» TASK OBJECTIVE: Each entry must be given again exactly; images do not belong in the copy.
-- Start --
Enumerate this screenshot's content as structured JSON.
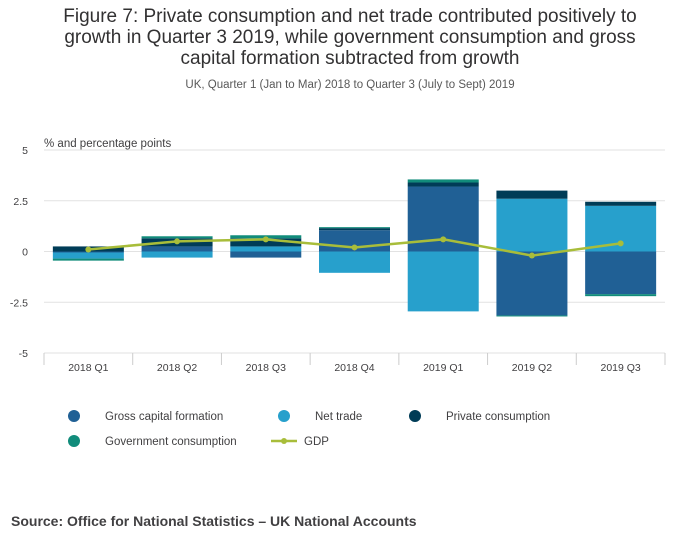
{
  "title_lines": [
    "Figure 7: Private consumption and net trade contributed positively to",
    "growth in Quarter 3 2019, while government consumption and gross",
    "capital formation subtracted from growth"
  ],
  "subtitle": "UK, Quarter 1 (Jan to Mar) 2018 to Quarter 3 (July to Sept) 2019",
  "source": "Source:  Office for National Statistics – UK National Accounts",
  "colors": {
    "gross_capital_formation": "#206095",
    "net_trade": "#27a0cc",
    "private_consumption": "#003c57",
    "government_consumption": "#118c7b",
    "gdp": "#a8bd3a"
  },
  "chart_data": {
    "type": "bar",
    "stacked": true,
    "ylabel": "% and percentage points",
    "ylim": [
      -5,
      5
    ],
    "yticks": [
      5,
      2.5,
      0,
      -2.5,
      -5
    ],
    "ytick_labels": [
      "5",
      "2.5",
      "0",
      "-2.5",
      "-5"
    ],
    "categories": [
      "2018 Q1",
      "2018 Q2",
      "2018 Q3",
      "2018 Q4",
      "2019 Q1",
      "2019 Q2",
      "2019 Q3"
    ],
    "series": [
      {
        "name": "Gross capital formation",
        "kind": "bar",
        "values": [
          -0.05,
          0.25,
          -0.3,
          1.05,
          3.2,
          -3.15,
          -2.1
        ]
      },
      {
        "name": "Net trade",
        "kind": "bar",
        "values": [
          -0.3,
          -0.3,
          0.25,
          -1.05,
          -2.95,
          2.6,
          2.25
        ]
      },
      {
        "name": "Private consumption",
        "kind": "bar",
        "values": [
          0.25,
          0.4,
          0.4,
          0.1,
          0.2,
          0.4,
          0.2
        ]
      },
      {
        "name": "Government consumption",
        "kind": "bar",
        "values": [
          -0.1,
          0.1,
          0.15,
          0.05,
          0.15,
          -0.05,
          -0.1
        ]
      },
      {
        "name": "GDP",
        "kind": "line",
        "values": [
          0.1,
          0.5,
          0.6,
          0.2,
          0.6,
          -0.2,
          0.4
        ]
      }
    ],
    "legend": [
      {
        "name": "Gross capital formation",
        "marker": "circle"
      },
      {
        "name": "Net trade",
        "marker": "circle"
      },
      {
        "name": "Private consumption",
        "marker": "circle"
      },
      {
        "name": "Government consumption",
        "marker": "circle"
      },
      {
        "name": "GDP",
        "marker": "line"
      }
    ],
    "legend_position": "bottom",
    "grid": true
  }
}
-- End --
» WRITTEN SOLUTION:
Enumerate this screenshot's content as structured JSON.
{
  "title_lines": [
    "Figure 7: Private consumption and net trade contributed positively to",
    "growth in Quarter 3 2019, while government consumption and gross",
    "capital formation subtracted from growth"
  ],
  "subtitle": "UK, Quarter 1 (Jan to Mar) 2018 to Quarter 3 (July to Sept) 2019",
  "source": "Source:  Office for National Statistics – UK National Accounts",
  "colors": {
    "gross_capital_formation": "#206095",
    "net_trade": "#27a0cc",
    "private_consumption": "#003c57",
    "government_consumption": "#118c7b",
    "gdp": "#a8bd3a"
  },
  "chart_data": {
    "type": "bar",
    "stacked": true,
    "ylabel": "% and percentage points",
    "ylim": [
      -5,
      5
    ],
    "yticks": [
      5,
      2.5,
      0,
      -2.5,
      -5
    ],
    "ytick_labels": [
      "5",
      "2.5",
      "0",
      "-2.5",
      "-5"
    ],
    "categories": [
      "2018 Q1",
      "2018 Q2",
      "2018 Q3",
      "2018 Q4",
      "2019 Q1",
      "2019 Q2",
      "2019 Q3"
    ],
    "series": [
      {
        "name": "Gross capital formation",
        "kind": "bar",
        "values": [
          -0.05,
          0.25,
          -0.3,
          1.05,
          3.2,
          -3.15,
          -2.1
        ]
      },
      {
        "name": "Net trade",
        "kind": "bar",
        "values": [
          -0.3,
          -0.3,
          0.25,
          -1.05,
          -2.95,
          2.6,
          2.25
        ]
      },
      {
        "name": "Private consumption",
        "kind": "bar",
        "values": [
          0.25,
          0.4,
          0.4,
          0.1,
          0.2,
          0.4,
          0.2
        ]
      },
      {
        "name": "Government consumption",
        "kind": "bar",
        "values": [
          -0.1,
          0.1,
          0.15,
          0.05,
          0.15,
          -0.05,
          -0.1
        ]
      },
      {
        "name": "GDP",
        "kind": "line",
        "values": [
          0.1,
          0.5,
          0.6,
          0.2,
          0.6,
          -0.2,
          0.4
        ]
      }
    ],
    "legend": [
      {
        "name": "Gross capital formation",
        "marker": "circle"
      },
      {
        "name": "Net trade",
        "marker": "circle"
      },
      {
        "name": "Private consumption",
        "marker": "circle"
      },
      {
        "name": "Government consumption",
        "marker": "circle"
      },
      {
        "name": "GDP",
        "marker": "line"
      }
    ],
    "legend_position": "bottom",
    "grid": true
  }
}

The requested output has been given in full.